Stored data entries

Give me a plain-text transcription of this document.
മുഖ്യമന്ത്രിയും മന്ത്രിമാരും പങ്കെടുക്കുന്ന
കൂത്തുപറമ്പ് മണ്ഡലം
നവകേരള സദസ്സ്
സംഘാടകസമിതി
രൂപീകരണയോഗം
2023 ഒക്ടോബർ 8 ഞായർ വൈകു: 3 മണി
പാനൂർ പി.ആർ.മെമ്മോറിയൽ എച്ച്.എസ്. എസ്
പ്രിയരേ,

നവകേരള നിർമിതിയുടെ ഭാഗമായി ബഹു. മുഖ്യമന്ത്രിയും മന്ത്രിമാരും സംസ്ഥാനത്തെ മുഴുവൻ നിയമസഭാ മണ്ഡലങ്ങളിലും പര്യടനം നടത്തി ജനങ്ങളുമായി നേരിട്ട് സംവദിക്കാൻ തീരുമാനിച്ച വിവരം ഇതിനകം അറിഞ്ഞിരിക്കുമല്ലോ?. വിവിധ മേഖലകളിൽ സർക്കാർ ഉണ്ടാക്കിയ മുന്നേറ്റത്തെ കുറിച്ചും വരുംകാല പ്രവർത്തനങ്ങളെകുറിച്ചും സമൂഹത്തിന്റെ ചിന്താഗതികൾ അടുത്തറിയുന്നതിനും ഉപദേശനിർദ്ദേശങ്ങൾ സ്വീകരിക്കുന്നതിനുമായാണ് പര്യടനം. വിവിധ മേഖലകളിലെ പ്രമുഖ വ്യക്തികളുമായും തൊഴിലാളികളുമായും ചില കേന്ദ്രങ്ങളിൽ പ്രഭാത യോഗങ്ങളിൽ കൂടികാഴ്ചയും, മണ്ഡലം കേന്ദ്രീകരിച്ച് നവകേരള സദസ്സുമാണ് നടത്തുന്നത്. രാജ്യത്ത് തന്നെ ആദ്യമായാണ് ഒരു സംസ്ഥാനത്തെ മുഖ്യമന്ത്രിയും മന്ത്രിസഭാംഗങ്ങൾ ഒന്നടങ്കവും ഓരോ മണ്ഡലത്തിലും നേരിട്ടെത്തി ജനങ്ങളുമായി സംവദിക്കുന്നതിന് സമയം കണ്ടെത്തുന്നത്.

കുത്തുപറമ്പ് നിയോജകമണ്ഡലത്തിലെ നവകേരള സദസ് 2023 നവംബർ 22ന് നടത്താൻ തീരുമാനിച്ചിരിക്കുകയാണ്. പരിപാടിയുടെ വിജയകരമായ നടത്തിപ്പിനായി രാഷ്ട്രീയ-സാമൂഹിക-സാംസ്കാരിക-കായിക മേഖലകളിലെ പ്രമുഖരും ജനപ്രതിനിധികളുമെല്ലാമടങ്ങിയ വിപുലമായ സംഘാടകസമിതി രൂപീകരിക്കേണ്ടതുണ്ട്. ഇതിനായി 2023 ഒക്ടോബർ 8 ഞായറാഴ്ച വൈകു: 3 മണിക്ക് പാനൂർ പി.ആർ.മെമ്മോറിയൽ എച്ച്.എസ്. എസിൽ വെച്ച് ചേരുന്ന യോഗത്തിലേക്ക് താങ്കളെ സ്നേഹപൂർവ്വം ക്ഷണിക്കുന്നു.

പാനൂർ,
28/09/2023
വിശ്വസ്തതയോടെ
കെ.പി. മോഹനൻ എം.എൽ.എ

> **WHAT TO PRODUCE**
Print every entry exactly as it appears.

> **SOLUTION FOR THIS PROBLEM**
Give me a plain-text transcription of this document.
മുഖ്യമന്ത്രിയും മന്ത്രിമാരും പങ്കെടുക്കുന്ന
കൂത്തുപറമ്പ് മണ്ഡലം
നവകേരള സദസ്സ്
സംഘാടകസമിതി
രൂപീകരണയോഗം
2023 ഒക്ടോബർ 8 ഞായർ വൈകു: 3 മണി
പാനൂർ പി.ആർ.മെമ്മോറിയൽ എച്ച്.എസ്. എസ്
പ്രിയരേ,

നവകേരള നിർമിതിയുടെ ഭാഗമായി ബഹു. മുഖ്യമന്ത്രിയും മന്ത്രിമാരും സംസ്ഥാനത്തെ മുഴുവൻ നിയമസഭാ മണ്ഡലങ്ങളിലും പര്യടനം നടത്തി ജനങ്ങളുമായി നേരിട്ട് സംവദിക്കാൻ തീരുമാനിച്ച വിവരം ഇതിനകം അറിഞ്ഞിരിക്കുമല്ലോ?. വിവിധ മേഖലകളിൽ സർക്കാർ ഉണ്ടാക്കിയ മുന്നേറ്റത്തെ കുറിച്ചും വരുംകാല പ്രവർത്തനങ്ങളെകുറിച്ചും സമൂഹത്തിന്റെ ചിന്താഗതികൾ അടുത്തറിയുന്നതിനും ഉപദേശനിർദ്ദേശങ്ങൾ സ്വീകരിക്കുന്നതിനുമായാണ് പര്യടനം. വിവിധ മേഖലകളിലെ പ്രമുഖ വ്യക്തികളുമായും തൊഴിലാളികളുമായും ചില കേന്ദ്രങ്ങളിൽ പ്രഭാത യോഗങ്ങളിൽ കൂടികാഴ്ചയും, മണ്ഡലം കേന്ദ്രീകരിച്ച് നവകേരള സദസ്സുമാണ് നടത്തുന്നത്. രാജ്യത്ത് തന്നെ ആദ്യമായാണ് ഒരു സംസ്ഥാനത്തെ മുഖ്യമന്ത്രിയും മന്ത്രിസഭാംഗങ്ങൾ ഒന്നടങ്കവും ഓരോ മണ്ഡലത്തിലും നേരിട്ടെത്തി ജനങ്ങളുമായി സംവദിക്കുന്നതിന് സമയം കണ്ടെത്തുന്നത്.

കുത്തുപറമ്പ് നിയോജകമണ്ഡലത്തിലെ നവകേരള സദസ് 2023 നവംബർ 22ന് നടത്താൻ തീരുമാനിച്ചിരിക്കുകയാണ്. പരിപാടിയുടെ വിജയകരമായ നടത്തിപ്പിനായി രാഷ്ട്രീയ-സാമൂഹിക-സാംസ്കാരിക-കായിക മേഖലകളിലെ പ്രമുഖരും ജനപ്രതിനിധികളുമെല്ലാമടങ്ങിയ വിപുലമായ സംഘാടകസമിതി രൂപീകരിക്കേണ്ടതുണ്ട്. ഇതിനായി 2023 ഒക്ടോബർ 8 ഞായറാഴ്ച വൈകു: 3 മണിക്ക് പാനൂർ പി.ആർ.മെമ്മോറിയൽ എച്ച്.എസ്. എസിൽ വെച്ച് ചേരുന്ന യോഗത്തിലേക്ക് താങ്കളെ സ്നേഹപൂർവ്വം ക്ഷണിക്കുന്നു.

പാനൂർ,
28/09/2023
വിശ്വസ്തതയോടെ
കെ.പി. മോഹനൻ എം.എൽ.എ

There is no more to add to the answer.